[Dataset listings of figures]
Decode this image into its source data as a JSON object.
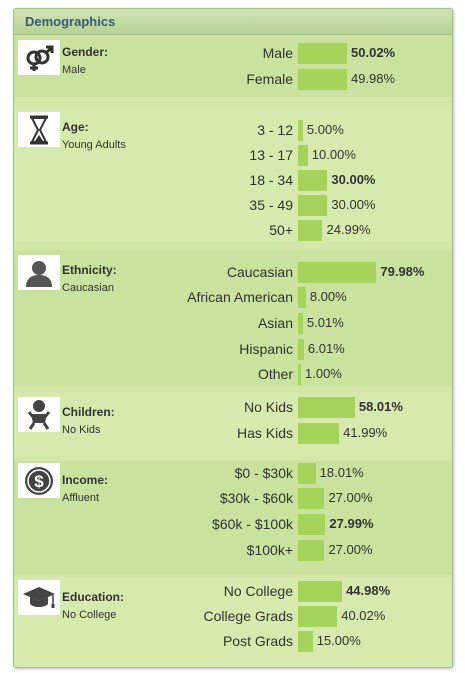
{
  "panel": {
    "title": "Demographics"
  },
  "sections": [
    {
      "key": "gender",
      "title": "Gender:",
      "value": "Male",
      "icon": "gender-icon",
      "rows": [
        {
          "label": "Male",
          "pct": "50.02%",
          "val": 50.02,
          "bold": true
        },
        {
          "label": "Female",
          "pct": "49.98%",
          "val": 49.98,
          "bold": false
        }
      ]
    },
    {
      "key": "age",
      "title": "Age:",
      "value": "Young Adults",
      "icon": "hourglass-icon",
      "rows": [
        {
          "label": "3 - 12",
          "pct": "5.00%",
          "val": 5.0,
          "bold": false
        },
        {
          "label": "13 - 17",
          "pct": "10.00%",
          "val": 10.0,
          "bold": false
        },
        {
          "label": "18 - 34",
          "pct": "30.00%",
          "val": 30.0,
          "bold": true
        },
        {
          "label": "35 - 49",
          "pct": "30.00%",
          "val": 30.0,
          "bold": false
        },
        {
          "label": "50+",
          "pct": "24.99%",
          "val": 24.99,
          "bold": false
        }
      ]
    },
    {
      "key": "ethnicity",
      "title": "Ethnicity:",
      "value": "Caucasian",
      "icon": "person-icon",
      "rows": [
        {
          "label": "Caucasian",
          "pct": "79.98%",
          "val": 79.98,
          "bold": true
        },
        {
          "label": "African American",
          "pct": "8.00%",
          "val": 8.0,
          "bold": false
        },
        {
          "label": "Asian",
          "pct": "5.01%",
          "val": 5.01,
          "bold": false
        },
        {
          "label": "Hispanic",
          "pct": "6.01%",
          "val": 6.01,
          "bold": false
        },
        {
          "label": "Other",
          "pct": "1.00%",
          "val": 1.0,
          "bold": false
        }
      ]
    },
    {
      "key": "children",
      "title": "Children:",
      "value": "No Kids",
      "icon": "baby-icon",
      "rows": [
        {
          "label": "No Kids",
          "pct": "58.01%",
          "val": 58.01,
          "bold": true
        },
        {
          "label": "Has Kids",
          "pct": "41.99%",
          "val": 41.99,
          "bold": false
        }
      ]
    },
    {
      "key": "income",
      "title": "Income:",
      "value": "Affluent",
      "icon": "dollar-icon",
      "rows": [
        {
          "label": "$0 - $30k",
          "pct": "18.01%",
          "val": 18.01,
          "bold": false
        },
        {
          "label": "$30k - $60k",
          "pct": "27.00%",
          "val": 27.0,
          "bold": false
        },
        {
          "label": "$60k - $100k",
          "pct": "27.99%",
          "val": 27.99,
          "bold": true
        },
        {
          "label": "$100k+",
          "pct": "27.00%",
          "val": 27.0,
          "bold": false
        }
      ]
    },
    {
      "key": "education",
      "title": "Education:",
      "value": "No College",
      "icon": "graduation-cap-icon",
      "rows": [
        {
          "label": "No College",
          "pct": "44.98%",
          "val": 44.98,
          "bold": true
        },
        {
          "label": "College Grads",
          "pct": "40.02%",
          "val": 40.02,
          "bold": false
        },
        {
          "label": "Post Grads",
          "pct": "15.00%",
          "val": 15.0,
          "bold": false
        }
      ]
    }
  ],
  "colors": {
    "bar": "#a6d45a",
    "section_alt": "#c9e29d",
    "section_base": "#d6eaae",
    "header_text": "#3a5a74"
  }
}
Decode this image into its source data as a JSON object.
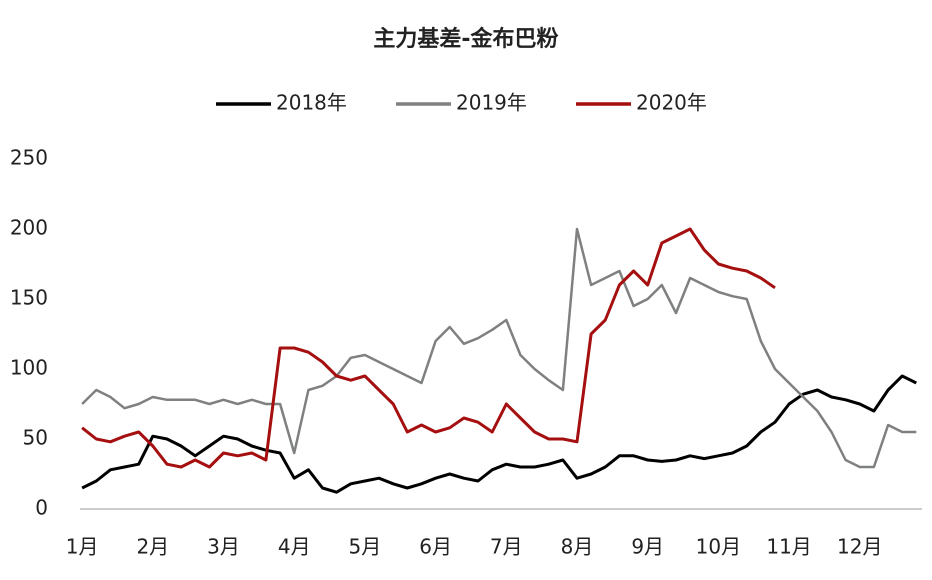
{
  "chart_data": {
    "type": "line",
    "title": "主力基差-金布巴粉",
    "x": [
      1.0,
      1.2,
      1.4,
      1.6,
      1.8,
      2.0,
      2.2,
      2.4,
      2.6,
      2.8,
      3.0,
      3.2,
      3.4,
      3.6,
      3.8,
      4.0,
      4.2,
      4.4,
      4.6,
      4.8,
      5.0,
      5.2,
      5.4,
      5.6,
      5.8,
      6.0,
      6.2,
      6.4,
      6.6,
      6.8,
      7.0,
      7.2,
      7.4,
      7.6,
      7.8,
      8.0,
      8.2,
      8.4,
      8.6,
      8.8,
      9.0,
      9.2,
      9.4,
      9.6,
      9.8,
      10.0,
      10.2,
      10.4,
      10.6,
      10.8,
      11.0,
      11.2,
      11.4,
      11.6,
      11.8,
      12.0,
      12.2,
      12.4,
      12.6,
      12.8
    ],
    "series": [
      {
        "name": "2018年",
        "color": "#000000",
        "values": [
          15,
          20,
          28,
          30,
          32,
          52,
          50,
          45,
          38,
          45,
          52,
          50,
          45,
          42,
          40,
          22,
          28,
          15,
          12,
          18,
          20,
          22,
          18,
          15,
          18,
          22,
          25,
          22,
          20,
          28,
          32,
          30,
          30,
          32,
          35,
          22,
          25,
          30,
          38,
          38,
          35,
          34,
          35,
          38,
          36,
          38,
          40,
          45,
          55,
          62,
          75,
          82,
          85,
          80,
          78,
          75,
          70,
          85,
          95,
          90
        ]
      },
      {
        "name": "2019年",
        "color": "#7f8080",
        "values": [
          75,
          85,
          80,
          72,
          75,
          80,
          78,
          78,
          78,
          75,
          78,
          75,
          78,
          75,
          75,
          40,
          85,
          88,
          95,
          108,
          110,
          105,
          100,
          95,
          90,
          120,
          130,
          118,
          122,
          128,
          135,
          110,
          100,
          92,
          85,
          200,
          160,
          165,
          170,
          145,
          150,
          160,
          140,
          165,
          160,
          155,
          152,
          150,
          120,
          100,
          90,
          80,
          70,
          55,
          35,
          30,
          30,
          60,
          55,
          55
        ]
      },
      {
        "name": "2020年",
        "color": "#a50f0f",
        "values": [
          58,
          50,
          48,
          52,
          55,
          45,
          32,
          30,
          35,
          30,
          40,
          38,
          40,
          35,
          115,
          115,
          112,
          105,
          95,
          92,
          95,
          85,
          75,
          55,
          60,
          55,
          58,
          65,
          62,
          55,
          75,
          65,
          55,
          50,
          50,
          48,
          125,
          135,
          160,
          170,
          160,
          190,
          195,
          200,
          185,
          175,
          172,
          170,
          165,
          158,
          null,
          null,
          null,
          null,
          null,
          null,
          null,
          null,
          null,
          null
        ]
      }
    ],
    "xlim": [
      0.97,
      12.88
    ],
    "xticks": [
      {
        "value": 1,
        "label": "1月"
      },
      {
        "value": 2,
        "label": "2月"
      },
      {
        "value": 3,
        "label": "3月"
      },
      {
        "value": 4,
        "label": "4月"
      },
      {
        "value": 5,
        "label": "5月"
      },
      {
        "value": 6,
        "label": "6月"
      },
      {
        "value": 7,
        "label": "7月"
      },
      {
        "value": 8,
        "label": "8月"
      },
      {
        "value": 9,
        "label": "9月"
      },
      {
        "value": 10,
        "label": "10月"
      },
      {
        "value": 11,
        "label": "11月"
      },
      {
        "value": 12,
        "label": "12月"
      }
    ],
    "ylim": [
      0,
      250
    ],
    "yticks": [
      0,
      50,
      100,
      150,
      200,
      250
    ],
    "legend": "top"
  }
}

Exercise: Pictures are excluded; output everything else in the data verbatim.

Correct output:
Decode this image into its source data as a JSON object.
{
  "panel": {
    "title": "Demographics"
  },
  "sections": [
    {
      "key": "gender",
      "title": "Gender:",
      "value": "Male",
      "icon": "gender-icon",
      "rows": [
        {
          "label": "Male",
          "pct": "50.02%",
          "val": 50.02,
          "bold": true
        },
        {
          "label": "Female",
          "pct": "49.98%",
          "val": 49.98,
          "bold": false
        }
      ]
    },
    {
      "key": "age",
      "title": "Age:",
      "value": "Young Adults",
      "icon": "hourglass-icon",
      "rows": [
        {
          "label": "3 - 12",
          "pct": "5.00%",
          "val": 5.0,
          "bold": false
        },
        {
          "label": "13 - 17",
          "pct": "10.00%",
          "val": 10.0,
          "bold": false
        },
        {
          "label": "18 - 34",
          "pct": "30.00%",
          "val": 30.0,
          "bold": true
        },
        {
          "label": "35 - 49",
          "pct": "30.00%",
          "val": 30.0,
          "bold": false
        },
        {
          "label": "50+",
          "pct": "24.99%",
          "val": 24.99,
          "bold": false
        }
      ]
    },
    {
      "key": "ethnicity",
      "title": "Ethnicity:",
      "value": "Caucasian",
      "icon": "person-icon",
      "rows": [
        {
          "label": "Caucasian",
          "pct": "79.98%",
          "val": 79.98,
          "bold": true
        },
        {
          "label": "African American",
          "pct": "8.00%",
          "val": 8.0,
          "bold": false
        },
        {
          "label": "Asian",
          "pct": "5.01%",
          "val": 5.01,
          "bold": false
        },
        {
          "label": "Hispanic",
          "pct": "6.01%",
          "val": 6.01,
          "bold": false
        },
        {
          "label": "Other",
          "pct": "1.00%",
          "val": 1.0,
          "bold": false
        }
      ]
    },
    {
      "key": "children",
      "title": "Children:",
      "value": "No Kids",
      "icon": "baby-icon",
      "rows": [
        {
          "label": "No Kids",
          "pct": "58.01%",
          "val": 58.01,
          "bold": true
        },
        {
          "label": "Has Kids",
          "pct": "41.99%",
          "val": 41.99,
          "bold": false
        }
      ]
    },
    {
      "key": "income",
      "title": "Income:",
      "value": "Affluent",
      "icon": "dollar-icon",
      "rows": [
        {
          "label": "$0 - $30k",
          "pct": "18.01%",
          "val": 18.01,
          "bold": false
        },
        {
          "label": "$30k - $60k",
          "pct": "27.00%",
          "val": 27.0,
          "bold": false
        },
        {
          "label": "$60k - $100k",
          "pct": "27.99%",
          "val": 27.99,
          "bold": true
        },
        {
          "label": "$100k+",
          "pct": "27.00%",
          "val": 27.0,
          "bold": false
        }
      ]
    },
    {
      "key": "education",
      "title": "Education:",
      "value": "No College",
      "icon": "graduation-cap-icon",
      "rows": [
        {
          "label": "No College",
          "pct": "44.98%",
          "val": 44.98,
          "bold": true
        },
        {
          "label": "College Grads",
          "pct": "40.02%",
          "val": 40.02,
          "bold": false
        },
        {
          "label": "Post Grads",
          "pct": "15.00%",
          "val": 15.0,
          "bold": false
        }
      ]
    }
  ],
  "colors": {
    "bar": "#a6d45a",
    "section_alt": "#c9e29d",
    "section_base": "#d6eaae",
    "header_text": "#3a5a74"
  }
}
Decode this image into its source data as a JSON object.
{
  "chart_data": {
    "type": "line",
    "title": "主力基差-金布巴粉",
    "x": [
      1.0,
      1.2,
      1.4,
      1.6,
      1.8,
      2.0,
      2.2,
      2.4,
      2.6,
      2.8,
      3.0,
      3.2,
      3.4,
      3.6,
      3.8,
      4.0,
      4.2,
      4.4,
      4.6,
      4.8,
      5.0,
      5.2,
      5.4,
      5.6,
      5.8,
      6.0,
      6.2,
      6.4,
      6.6,
      6.8,
      7.0,
      7.2,
      7.4,
      7.6,
      7.8,
      8.0,
      8.2,
      8.4,
      8.6,
      8.8,
      9.0,
      9.2,
      9.4,
      9.6,
      9.8,
      10.0,
      10.2,
      10.4,
      10.6,
      10.8,
      11.0,
      11.2,
      11.4,
      11.6,
      11.8,
      12.0,
      12.2,
      12.4,
      12.6,
      12.8
    ],
    "series": [
      {
        "name": "2018年",
        "color": "#000000",
        "values": [
          15,
          20,
          28,
          30,
          32,
          52,
          50,
          45,
          38,
          45,
          52,
          50,
          45,
          42,
          40,
          22,
          28,
          15,
          12,
          18,
          20,
          22,
          18,
          15,
          18,
          22,
          25,
          22,
          20,
          28,
          32,
          30,
          30,
          32,
          35,
          22,
          25,
          30,
          38,
          38,
          35,
          34,
          35,
          38,
          36,
          38,
          40,
          45,
          55,
          62,
          75,
          82,
          85,
          80,
          78,
          75,
          70,
          85,
          95,
          90
        ]
      },
      {
        "name": "2019年",
        "color": "#7f8080",
        "values": [
          75,
          85,
          80,
          72,
          75,
          80,
          78,
          78,
          78,
          75,
          78,
          75,
          78,
          75,
          75,
          40,
          85,
          88,
          95,
          108,
          110,
          105,
          100,
          95,
          90,
          120,
          130,
          118,
          122,
          128,
          135,
          110,
          100,
          92,
          85,
          200,
          160,
          165,
          170,
          145,
          150,
          160,
          140,
          165,
          160,
          155,
          152,
          150,
          120,
          100,
          90,
          80,
          70,
          55,
          35,
          30,
          30,
          60,
          55,
          55
        ]
      },
      {
        "name": "2020年",
        "color": "#a50f0f",
        "values": [
          58,
          50,
          48,
          52,
          55,
          45,
          32,
          30,
          35,
          30,
          40,
          38,
          40,
          35,
          115,
          115,
          112,
          105,
          95,
          92,
          95,
          85,
          75,
          55,
          60,
          55,
          58,
          65,
          62,
          55,
          75,
          65,
          55,
          50,
          50,
          48,
          125,
          135,
          160,
          170,
          160,
          190,
          195,
          200,
          185,
          175,
          172,
          170,
          165,
          158,
          null,
          null,
          null,
          null,
          null,
          null,
          null,
          null,
          null,
          null
        ]
      }
    ],
    "xlim": [
      0.97,
      12.88
    ],
    "xticks": [
      {
        "value": 1,
        "label": "1月"
      },
      {
        "value": 2,
        "label": "2月"
      },
      {
        "value": 3,
        "label": "3月"
      },
      {
        "value": 4,
        "label": "4月"
      },
      {
        "value": 5,
        "label": "5月"
      },
      {
        "value": 6,
        "label": "6月"
      },
      {
        "value": 7,
        "label": "7月"
      },
      {
        "value": 8,
        "label": "8月"
      },
      {
        "value": 9,
        "label": "9月"
      },
      {
        "value": 10,
        "label": "10月"
      },
      {
        "value": 11,
        "label": "11月"
      },
      {
        "value": 12,
        "label": "12月"
      }
    ],
    "ylim": [
      0,
      250
    ],
    "yticks": [
      0,
      50,
      100,
      150,
      200,
      250
    ],
    "legend": "top"
  }
}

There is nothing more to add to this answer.